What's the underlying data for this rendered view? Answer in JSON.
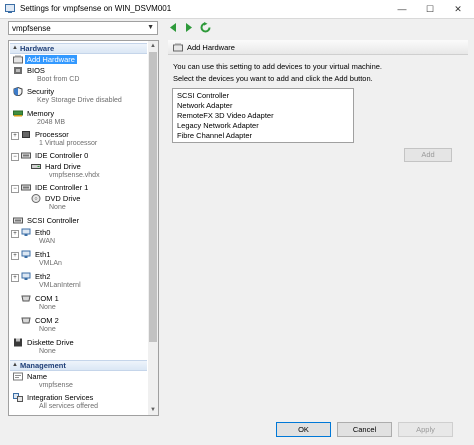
{
  "window": {
    "title": "Settings for vmpfsense on WIN_DSVM001",
    "minimize_glyph": "—",
    "maximize_glyph": "☐",
    "close_glyph": "✕"
  },
  "vm_selector": {
    "value": "vmpfsense"
  },
  "sidebar": {
    "sections": [
      {
        "label": "Hardware",
        "expander": "▲"
      },
      {
        "label": "Management",
        "expander": "▲"
      }
    ],
    "items": [
      {
        "title": "Add Hardware",
        "sub": ""
      },
      {
        "title": "BIOS",
        "sub": "Boot from CD"
      },
      {
        "title": "Security",
        "sub": "Key Storage Drive disabled"
      },
      {
        "title": "Memory",
        "sub": "2048 MB"
      },
      {
        "title": "Processor",
        "sub": "1 Virtual processor",
        "expander": "+"
      },
      {
        "title": "IDE Controller 0",
        "sub": "",
        "expander": "−"
      },
      {
        "title": "Hard Drive",
        "sub": "vmpfsense.vhdx"
      },
      {
        "title": "IDE Controller 1",
        "sub": "",
        "expander": "−"
      },
      {
        "title": "DVD Drive",
        "sub": "None"
      },
      {
        "title": "SCSI Controller",
        "sub": ""
      },
      {
        "title": "Eth0",
        "sub": "WAN",
        "expander": "+"
      },
      {
        "title": "Eth1",
        "sub": "VMLAn",
        "expander": "+"
      },
      {
        "title": "Eth2",
        "sub": "VMLanInternl",
        "expander": "+"
      },
      {
        "title": "COM 1",
        "sub": "None"
      },
      {
        "title": "COM 2",
        "sub": "None"
      },
      {
        "title": "Diskette Drive",
        "sub": "None"
      },
      {
        "title": "Name",
        "sub": "vmpfsense"
      },
      {
        "title": "Integration Services",
        "sub": "All services offered"
      }
    ],
    "scroll_up_glyph": "▲",
    "scroll_down_glyph": "▼"
  },
  "panel": {
    "header": "Add Hardware",
    "description1": "You can use this setting to add devices to your virtual machine.",
    "description2": "Select the devices you want to add and click the Add button.",
    "devices": [
      "SCSI Controller",
      "Network Adapter",
      "RemoteFX 3D Video Adapter",
      "Legacy Network Adapter",
      "Fibre Channel Adapter"
    ],
    "add_label": "Add"
  },
  "footer": {
    "ok_label": "OK",
    "cancel_label": "Cancel",
    "apply_label": "Apply"
  },
  "colors": {
    "accent": "#3399ff",
    "section_text": "#1f3f78",
    "nav_green": "#2e9a3a"
  }
}
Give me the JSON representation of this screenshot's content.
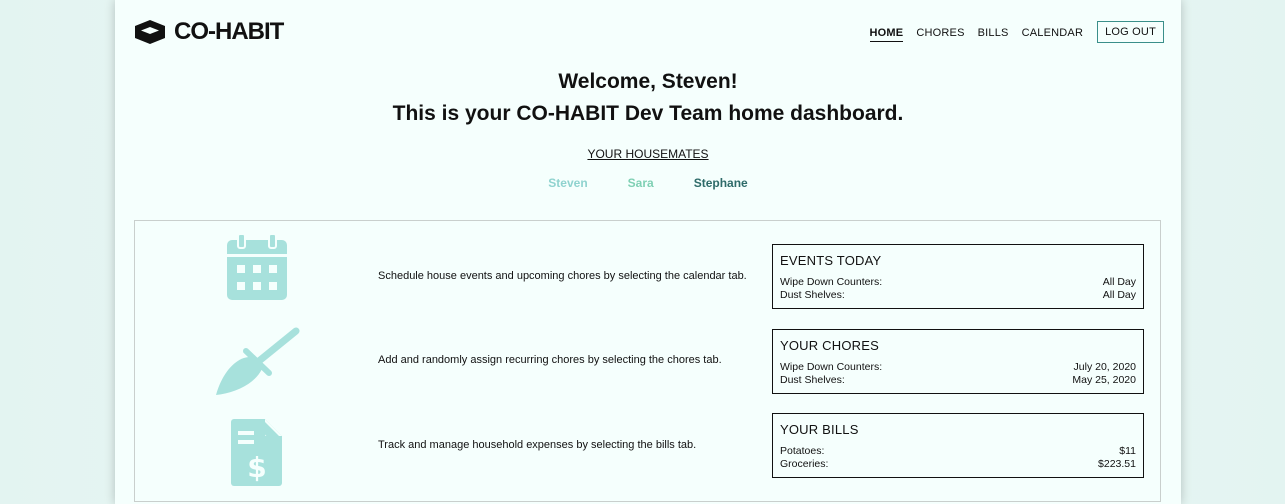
{
  "brand": {
    "name": "CO-HABIT"
  },
  "nav": {
    "items": [
      "HOME",
      "CHORES",
      "BILLS",
      "CALENDAR"
    ],
    "active": "HOME",
    "logout_label": "LOG OUT"
  },
  "welcome": {
    "title": "Welcome, Steven!",
    "subtitle": "This is your CO-HABIT Dev Team home dashboard."
  },
  "housemates": {
    "title": "YOUR HOUSEMATES",
    "members": [
      {
        "name": "Steven",
        "color": "#8fd3cf"
      },
      {
        "name": "Sara",
        "color": "#7fd0b4"
      },
      {
        "name": "Stephane",
        "color": "#2e6b69"
      }
    ]
  },
  "features": [
    {
      "icon": "calendar-icon",
      "text": "Schedule house events and upcoming chores by selecting the calendar tab."
    },
    {
      "icon": "broom-icon",
      "text": "Add and randomly assign recurring chores by selecting the chores tab."
    },
    {
      "icon": "bill-icon",
      "text": "Track and manage household expenses by selecting the bills tab."
    }
  ],
  "cards": {
    "events": {
      "title": "EVENTS TODAY",
      "rows": [
        {
          "label": "Wipe Down Counters:",
          "value": "All Day"
        },
        {
          "label": "Dust Shelves:",
          "value": "All Day"
        }
      ]
    },
    "chores": {
      "title": "YOUR CHORES",
      "rows": [
        {
          "label": "Wipe Down Counters:",
          "value": "July 20, 2020"
        },
        {
          "label": "Dust Shelves:",
          "value": "May 25, 2020"
        }
      ]
    },
    "bills": {
      "title": "YOUR BILLS",
      "rows": [
        {
          "label": "Potatoes:",
          "value": "$11"
        },
        {
          "label": "Groceries:",
          "value": "$223.51"
        }
      ]
    }
  },
  "colors": {
    "accent": "#a7e1dc",
    "border": "#3a8f8a",
    "page_bg": "#f5fffd"
  }
}
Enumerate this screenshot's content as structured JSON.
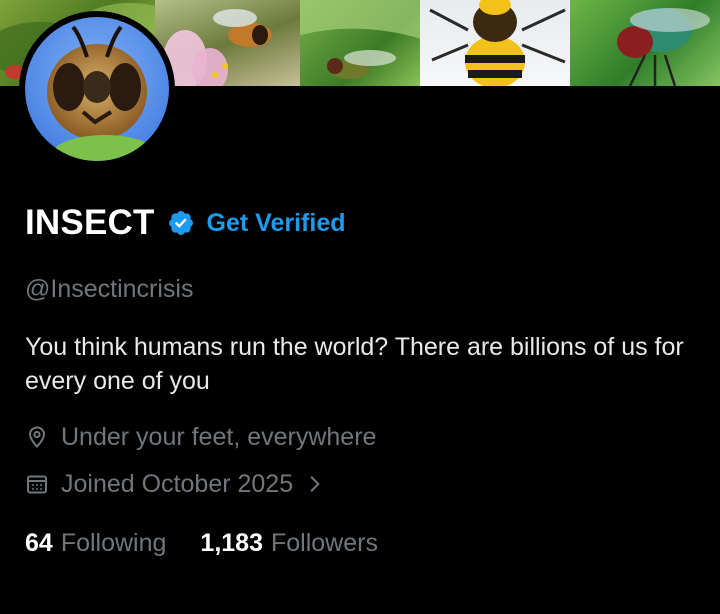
{
  "profile": {
    "display_name": "INSECT",
    "get_verified": "Get Verified",
    "handle": "@Insectincrisis",
    "bio": "You think humans run the world? There are billions of us for every one of you",
    "location": "Under your feet, everywhere",
    "joined": "Joined October 2025",
    "following_count": "64",
    "following_label": "Following",
    "followers_count": "1,183",
    "followers_label": "Followers"
  },
  "colors": {
    "background": "#000000",
    "primary_text": "#e7e9ea",
    "secondary_text": "#71767b",
    "accent": "#1d9bf0"
  },
  "icons": {
    "verified": "verified-badge-icon",
    "location": "location-pin-icon",
    "calendar": "calendar-icon",
    "chevron": "chevron-right-icon"
  }
}
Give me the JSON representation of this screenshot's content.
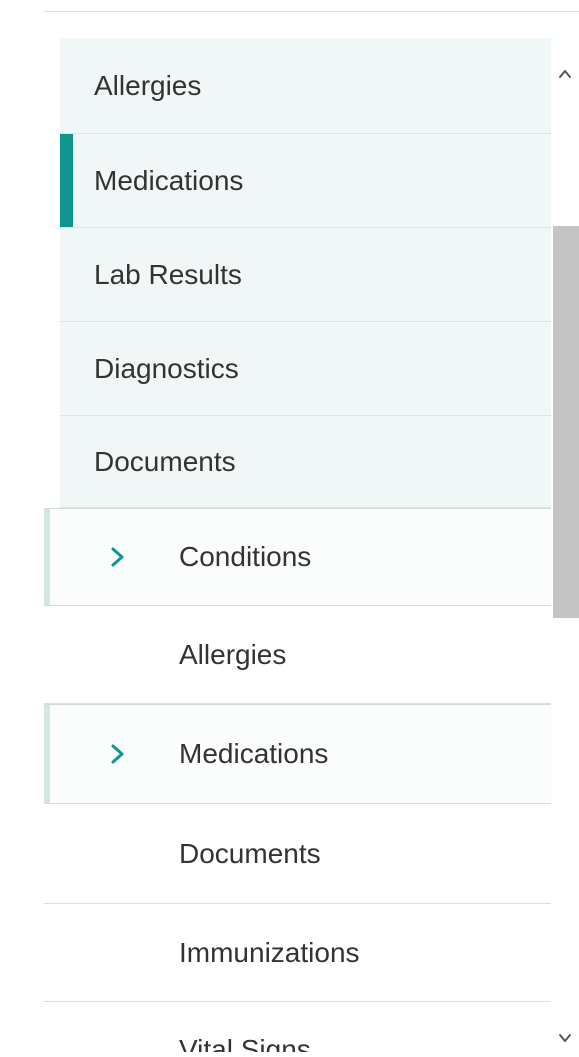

--------------------

(EXERCISE GOAL): Your task is to return the entries above exactly, with no pictures.

(RESULT OF THE EXERCISE):
What's the underlying data for this rendered view? Answer in JSON.
{
  "window": {
    "title": "Settings for vmpfsense on WIN_DSVM001",
    "minimize_glyph": "—",
    "maximize_glyph": "☐",
    "close_glyph": "✕"
  },
  "vm_selector": {
    "value": "vmpfsense"
  },
  "sidebar": {
    "sections": [
      {
        "label": "Hardware",
        "expander": "▲"
      },
      {
        "label": "Management",
        "expander": "▲"
      }
    ],
    "items": [
      {
        "title": "Add Hardware",
        "sub": ""
      },
      {
        "title": "BIOS",
        "sub": "Boot from CD"
      },
      {
        "title": "Security",
        "sub": "Key Storage Drive disabled"
      },
      {
        "title": "Memory",
        "sub": "2048 MB"
      },
      {
        "title": "Processor",
        "sub": "1 Virtual processor",
        "expander": "+"
      },
      {
        "title": "IDE Controller 0",
        "sub": "",
        "expander": "−"
      },
      {
        "title": "Hard Drive",
        "sub": "vmpfsense.vhdx"
      },
      {
        "title": "IDE Controller 1",
        "sub": "",
        "expander": "−"
      },
      {
        "title": "DVD Drive",
        "sub": "None"
      },
      {
        "title": "SCSI Controller",
        "sub": ""
      },
      {
        "title": "Eth0",
        "sub": "WAN",
        "expander": "+"
      },
      {
        "title": "Eth1",
        "sub": "VMLAn",
        "expander": "+"
      },
      {
        "title": "Eth2",
        "sub": "VMLanInternl",
        "expander": "+"
      },
      {
        "title": "COM 1",
        "sub": "None"
      },
      {
        "title": "COM 2",
        "sub": "None"
      },
      {
        "title": "Diskette Drive",
        "sub": "None"
      },
      {
        "title": "Name",
        "sub": "vmpfsense"
      },
      {
        "title": "Integration Services",
        "sub": "All services offered"
      }
    ],
    "scroll_up_glyph": "▲",
    "scroll_down_glyph": "▼"
  },
  "panel": {
    "header": "Add Hardware",
    "description1": "You can use this setting to add devices to your virtual machine.",
    "description2": "Select the devices you want to add and click the Add button.",
    "devices": [
      "SCSI Controller",
      "Network Adapter",
      "RemoteFX 3D Video Adapter",
      "Legacy Network Adapter",
      "Fibre Channel Adapter"
    ],
    "add_label": "Add"
  },
  "footer": {
    "ok_label": "OK",
    "cancel_label": "Cancel",
    "apply_label": "Apply"
  },
  "colors": {
    "accent": "#3399ff",
    "section_text": "#1f3f78",
    "nav_green": "#2e9a3a"
  }
}
Give me the JSON representation of this screenshot's content.
{
  "brand": {
    "name": "CO-HABIT"
  },
  "nav": {
    "items": [
      "HOME",
      "CHORES",
      "BILLS",
      "CALENDAR"
    ],
    "active": "HOME",
    "logout_label": "LOG OUT"
  },
  "welcome": {
    "title": "Welcome, Steven!",
    "subtitle": "This is your CO-HABIT Dev Team home dashboard."
  },
  "housemates": {
    "title": "YOUR HOUSEMATES",
    "members": [
      {
        "name": "Steven",
        "color": "#8fd3cf"
      },
      {
        "name": "Sara",
        "color": "#7fd0b4"
      },
      {
        "name": "Stephane",
        "color": "#2e6b69"
      }
    ]
  },
  "features": [
    {
      "icon": "calendar-icon",
      "text": "Schedule house events and upcoming chores by selecting the calendar tab."
    },
    {
      "icon": "broom-icon",
      "text": "Add and randomly assign recurring chores by selecting the chores tab."
    },
    {
      "icon": "bill-icon",
      "text": "Track and manage household expenses by selecting the bills tab."
    }
  ],
  "cards": {
    "events": {
      "title": "EVENTS TODAY",
      "rows": [
        {
          "label": "Wipe Down Counters:",
          "value": "All Day"
        },
        {
          "label": "Dust Shelves:",
          "value": "All Day"
        }
      ]
    },
    "chores": {
      "title": "YOUR CHORES",
      "rows": [
        {
          "label": "Wipe Down Counters:",
          "value": "July 20, 2020"
        },
        {
          "label": "Dust Shelves:",
          "value": "May 25, 2020"
        }
      ]
    },
    "bills": {
      "title": "YOUR BILLS",
      "rows": [
        {
          "label": "Potatoes:",
          "value": "$11"
        },
        {
          "label": "Groceries:",
          "value": "$223.51"
        }
      ]
    }
  },
  "colors": {
    "accent": "#a7e1dc",
    "border": "#3a8f8a",
    "page_bg": "#f5fffd"
  }
}
Enumerate this screenshot's content as structured JSON.
{
  "profile": {
    "display_name": "INSECT",
    "get_verified": "Get Verified",
    "handle": "@Insectincrisis",
    "bio": "You think humans run the world? There are billions of us for every one of you",
    "location": "Under your feet, everywhere",
    "joined": "Joined October 2025",
    "following_count": "64",
    "following_label": "Following",
    "followers_count": "1,183",
    "followers_label": "Followers"
  },
  "colors": {
    "background": "#000000",
    "primary_text": "#e7e9ea",
    "secondary_text": "#71767b",
    "accent": "#1d9bf0"
  },
  "icons": {
    "verified": "verified-badge-icon",
    "location": "location-pin-icon",
    "calendar": "calendar-icon",
    "chevron": "chevron-right-icon"
  }
}
Give me the JSON representation of this screenshot's content.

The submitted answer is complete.